# [WHAT IS ASKED]
Read through the entries below and return each line with the word "HEATH".

[Start DATA SUPPLIED]

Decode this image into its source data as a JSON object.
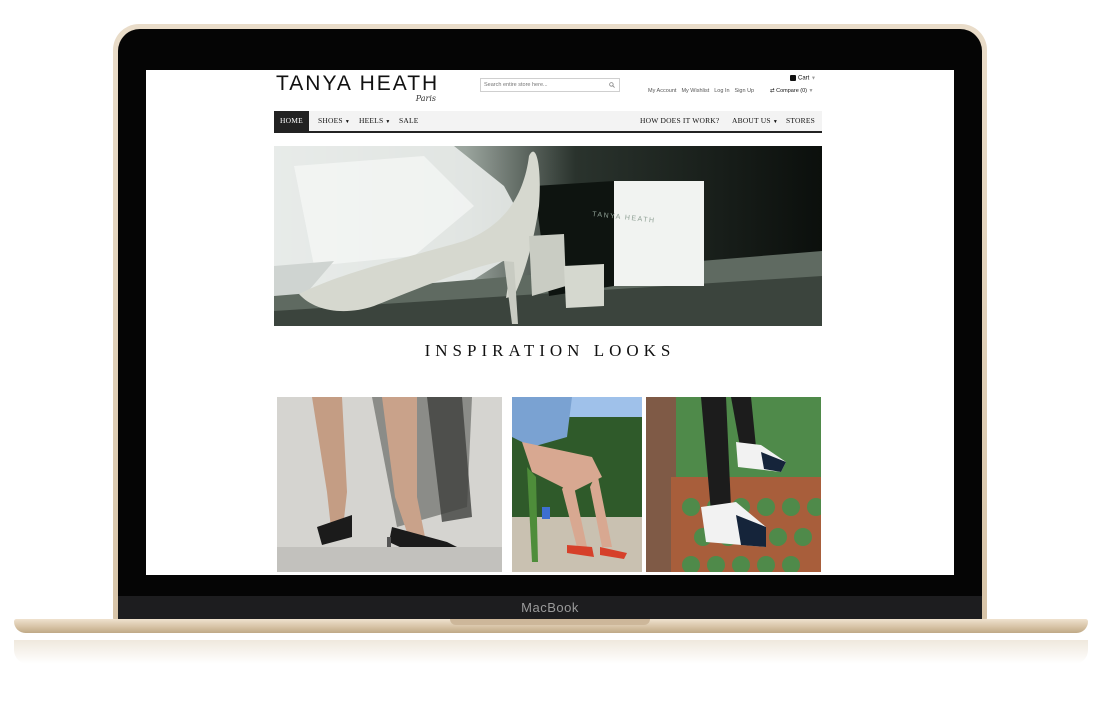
{
  "device": {
    "label": "MacBook"
  },
  "site": {
    "logo_main": "TANYA HEATH",
    "logo_sub": "Paris",
    "search_placeholder": "Search entire store here...",
    "cart_label": "Cart",
    "account_links": [
      "My Account",
      "My Wishlist",
      "Log In",
      "Sign Up"
    ],
    "compare_label": "Compare (0)"
  },
  "nav": {
    "home": "HOME",
    "shoes": "SHOES",
    "heels": "HEELS",
    "sale": "SALE",
    "how": "HOW DOES IT WORK?",
    "about": "ABOUT US",
    "stores": "STORES"
  },
  "hero": {
    "box_text": "TANYA HEATH"
  },
  "section": {
    "title": "INSPIRATION LOOKS"
  },
  "icons": [
    "search-icon",
    "shopping-bag-icon",
    "compare-arrows-icon",
    "caret-down-icon"
  ]
}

[End DATA SUPPLIED]

# [REPLY]
    "logo_main": "TANYA HEATH",
    "box_text": "TANYA HEATH"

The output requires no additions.